■ GIVEN DATA:

* Start *

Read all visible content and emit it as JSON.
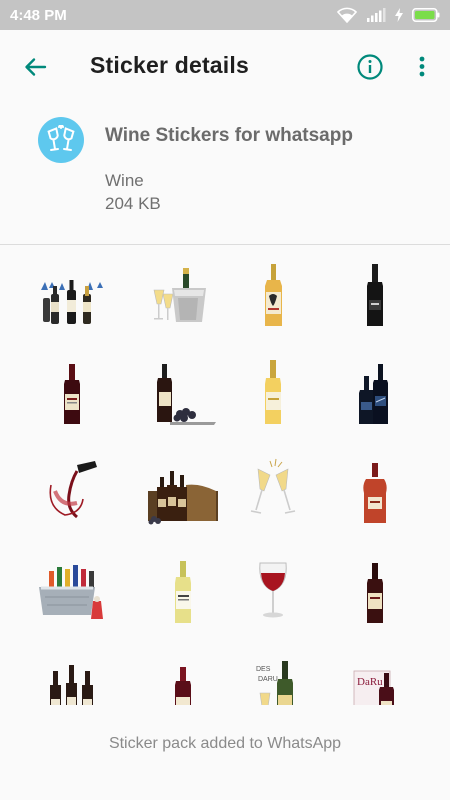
{
  "status_bar": {
    "time": "4:48 PM",
    "icons": [
      "wifi-icon",
      "signal-icon",
      "charging-icon",
      "battery-icon"
    ]
  },
  "app_bar": {
    "title": "Sticker details",
    "back_icon": "arrow-back-icon",
    "info_icon": "info-icon",
    "more_icon": "more-vert-icon",
    "accent_color": "#00897b"
  },
  "pack": {
    "name": "Wine Stickers for whatsapp",
    "publisher": "Wine",
    "size": "204 KB",
    "icon": "wine-glasses-toast-icon",
    "icon_color": "#5ec8ee"
  },
  "stickers": [
    "three-wine-bottles-sticker",
    "champagne-bucket-sticker",
    "yellow-label-bottle-sticker",
    "dark-bottle-sticker",
    "red-wine-bottle-sticker",
    "bottle-with-grapes-sticker",
    "white-wine-bottle-sticker",
    "two-dark-bottles-sticker",
    "wine-pour-sticker",
    "bottles-barrel-sticker",
    "champagne-toast-sticker",
    "cognac-bottle-sticker",
    "ice-tub-bottles-sticker",
    "white-label-bottle-sticker",
    "red-wine-glass-sticker",
    "bordeaux-bottle-sticker",
    "three-bottles-sticker",
    "red-wine-small-sticker",
    "champagne-glass-bottle-sticker",
    "label-card-bottle-sticker"
  ],
  "footer": {
    "message": "Sticker pack added to WhatsApp"
  }
}
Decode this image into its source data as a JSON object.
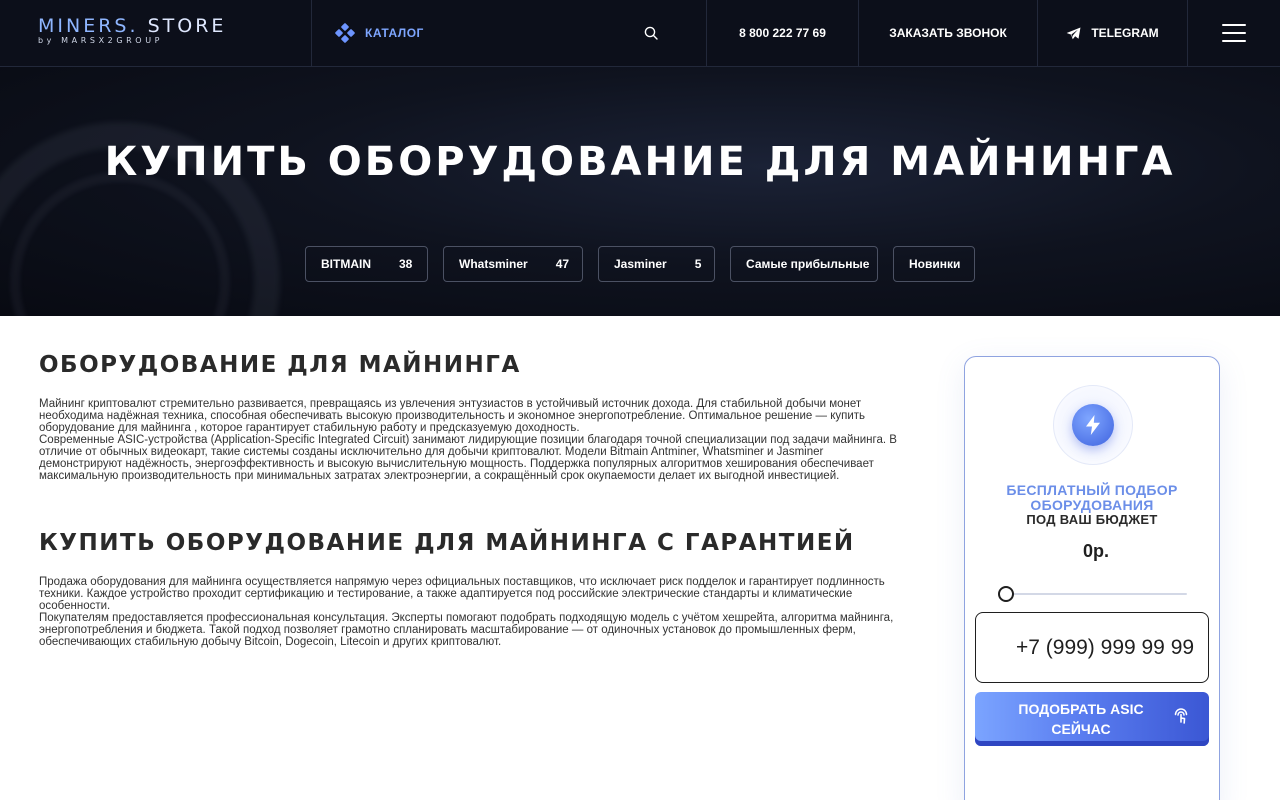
{
  "header": {
    "logo_main_a": "MINERS.",
    "logo_main_b": "STORE",
    "logo_sub": "by MARSX2GROUP",
    "catalog_label": "КАТАЛОГ",
    "phone": "8 800 222 77 69",
    "callback_label": "ЗАКАЗАТЬ ЗВОНОК",
    "telegram_label": "TELEGRAM"
  },
  "hero": {
    "title": "КУПИТЬ ОБОРУДОВАНИЕ ДЛЯ МАЙНИНГА",
    "chips": [
      {
        "label": "BITMAIN",
        "count": "38"
      },
      {
        "label": "Whatsminer",
        "count": "47"
      },
      {
        "label": "Jasminer",
        "count": "5"
      },
      {
        "label": "Самые прибыльные"
      },
      {
        "label": "Новинки"
      }
    ]
  },
  "content": {
    "section1_title": "ОБОРУДОВАНИЕ ДЛЯ МАЙНИНГА",
    "section1_p1": "Майнинг криптовалют стремительно развивается, превращаясь из увлечения энтузиастов в устойчивый источник дохода. Для стабильной добычи монет необходима надёжная техника, способная обеспечивать высокую производительность и экономное энергопотребление. Оптимальное решение — купить оборудование для майнинга , которое гарантирует стабильную работу и предсказуемую доходность.",
    "section1_p2": "Современные ASIC-устройства (Application-Specific Integrated Circuit) занимают лидирующие позиции благодаря точной специализации под задачи майнинга. В отличие от обычных видеокарт, такие системы созданы исключительно для добычи криптовалют. Модели Bitmain Antminer, Whatsminer и Jasminer демонстрируют надёжность, энергоэффективность и высокую вычислительную мощность. Поддержка популярных алгоритмов хеширования обеспечивает максимальную производительность при минимальных затратах электроэнергии, а сокращённый срок окупаемости делает их выгодной инвестицией.",
    "section2_title": "КУПИТЬ ОБОРУДОВАНИЕ ДЛЯ МАЙНИНГА С ГАРАНТИЕЙ",
    "section2_p1": "Продажа оборудования для майнинга осуществляется напрямую через официальных поставщиков, что исключает риск подделок и гарантирует подлинность техники. Каждое устройство проходит сертификацию и тестирование, а также адаптируется под российские электрические стандарты и климатические особенности.",
    "section2_p2": "Покупателям предоставляется профессиональная консультация. Эксперты помогают подобрать подходящую модель с учётом хешрейта, алгоритма майнинга, энергопотребления и бюджета. Такой подход позволяет грамотно спланировать масштабирование — от одиночных установок до промышленных ферм, обеспечивающих стабильную добычу Bitcoin, Dogecoin, Litecoin и других криптовалют."
  },
  "card": {
    "title_line1": "БЕСПЛАТНЫЙ ПОДБОР",
    "title_line2": "ОБОРУДОВАНИЯ",
    "subtitle": "ПОД ВАШ БЮДЖЕТ",
    "price": "0р.",
    "budget_value": 0,
    "phone_placeholder": "+7 (999) 999 99 99",
    "cta_line1": "ПОДОБРАТЬ ASIC",
    "cta_line2": "СЕЙЧАС"
  },
  "icons": {
    "catalog": "diamond-grid-icon",
    "search": "search-icon",
    "telegram": "paper-plane-icon",
    "menu": "burger-icon",
    "bolt": "lightning-icon",
    "cta": "tap-icon"
  },
  "colors": {
    "header_bg": "#0c0f1a",
    "accent": "#6b8ee8",
    "catalog_blue": "#7ea6ff",
    "cta_gradient_start": "#7ba4ff",
    "cta_gradient_end": "#3b57d4"
  }
}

* End *

■ GIVEN REQUEST: Retype each line of the listing above word for word. Exclude the pictures.

■ ANSWER BELOW:
Read all visible content and emit it as JSON.
{
  "status_bar": {
    "time": "4:48 PM",
    "icons": [
      "wifi-icon",
      "signal-icon",
      "charging-icon",
      "battery-icon"
    ]
  },
  "app_bar": {
    "title": "Sticker details",
    "back_icon": "arrow-back-icon",
    "info_icon": "info-icon",
    "more_icon": "more-vert-icon",
    "accent_color": "#00897b"
  },
  "pack": {
    "name": "Wine Stickers for whatsapp",
    "publisher": "Wine",
    "size": "204 KB",
    "icon": "wine-glasses-toast-icon",
    "icon_color": "#5ec8ee"
  },
  "stickers": [
    "three-wine-bottles-sticker",
    "champagne-bucket-sticker",
    "yellow-label-bottle-sticker",
    "dark-bottle-sticker",
    "red-wine-bottle-sticker",
    "bottle-with-grapes-sticker",
    "white-wine-bottle-sticker",
    "two-dark-bottles-sticker",
    "wine-pour-sticker",
    "bottles-barrel-sticker",
    "champagne-toast-sticker",
    "cognac-bottle-sticker",
    "ice-tub-bottles-sticker",
    "white-label-bottle-sticker",
    "red-wine-glass-sticker",
    "bordeaux-bottle-sticker",
    "three-bottles-sticker",
    "red-wine-small-sticker",
    "champagne-glass-bottle-sticker",
    "label-card-bottle-sticker"
  ],
  "footer": {
    "message": "Sticker pack added to WhatsApp"
  }
}
Decode this image into its source data as a JSON object.
{
  "header": {
    "logo_main_a": "MINERS.",
    "logo_main_b": "STORE",
    "logo_sub": "by MARSX2GROUP",
    "catalog_label": "КАТАЛОГ",
    "phone": "8 800 222 77 69",
    "callback_label": "ЗАКАЗАТЬ ЗВОНОК",
    "telegram_label": "TELEGRAM"
  },
  "hero": {
    "title": "КУПИТЬ ОБОРУДОВАНИЕ ДЛЯ МАЙНИНГА",
    "chips": [
      {
        "label": "BITMAIN",
        "count": "38"
      },
      {
        "label": "Whatsminer",
        "count": "47"
      },
      {
        "label": "Jasminer",
        "count": "5"
      },
      {
        "label": "Самые прибыльные"
      },
      {
        "label": "Новинки"
      }
    ]
  },
  "content": {
    "section1_title": "ОБОРУДОВАНИЕ ДЛЯ МАЙНИНГА",
    "section1_p1": "Майнинг криптовалют стремительно развивается, превращаясь из увлечения энтузиастов в устойчивый источник дохода. Для стабильной добычи монет необходима надёжная техника, способная обеспечивать высокую производительность и экономное энергопотребление. Оптимальное решение — купить оборудование для майнинга , которое гарантирует стабильную работу и предсказуемую доходность.",
    "section1_p2": "Современные ASIC-устройства (Application-Specific Integrated Circuit) занимают лидирующие позиции благодаря точной специализации под задачи майнинга. В отличие от обычных видеокарт, такие системы созданы исключительно для добычи криптовалют. Модели Bitmain Antminer, Whatsminer и Jasminer демонстрируют надёжность, энергоэффективность и высокую вычислительную мощность. Поддержка популярных алгоритмов хеширования обеспечивает максимальную производительность при минимальных затратах электроэнергии, а сокращённый срок окупаемости делает их выгодной инвестицией.",
    "section2_title": "КУПИТЬ ОБОРУДОВАНИЕ ДЛЯ МАЙНИНГА С ГАРАНТИЕЙ",
    "section2_p1": "Продажа оборудования для майнинга осуществляется напрямую через официальных поставщиков, что исключает риск подделок и гарантирует подлинность техники. Каждое устройство проходит сертификацию и тестирование, а также адаптируется под российские электрические стандарты и климатические особенности.",
    "section2_p2": "Покупателям предоставляется профессиональная консультация. Эксперты помогают подобрать подходящую модель с учётом хешрейта, алгоритма майнинга, энергопотребления и бюджета. Такой подход позволяет грамотно спланировать масштабирование — от одиночных установок до промышленных ферм, обеспечивающих стабильную добычу Bitcoin, Dogecoin, Litecoin и других криптовалют."
  },
  "card": {
    "title_line1": "БЕСПЛАТНЫЙ ПОДБОР",
    "title_line2": "ОБОРУДОВАНИЯ",
    "subtitle": "ПОД ВАШ БЮДЖЕТ",
    "price": "0р.",
    "budget_value": 0,
    "phone_placeholder": "+7 (999) 999 99 99",
    "cta_line1": "ПОДОБРАТЬ ASIC",
    "cta_line2": "СЕЙЧАС"
  },
  "icons": {
    "catalog": "diamond-grid-icon",
    "search": "search-icon",
    "telegram": "paper-plane-icon",
    "menu": "burger-icon",
    "bolt": "lightning-icon",
    "cta": "tap-icon"
  },
  "colors": {
    "header_bg": "#0c0f1a",
    "accent": "#6b8ee8",
    "catalog_blue": "#7ea6ff",
    "cta_gradient_start": "#7ba4ff",
    "cta_gradient_end": "#3b57d4"
  }
}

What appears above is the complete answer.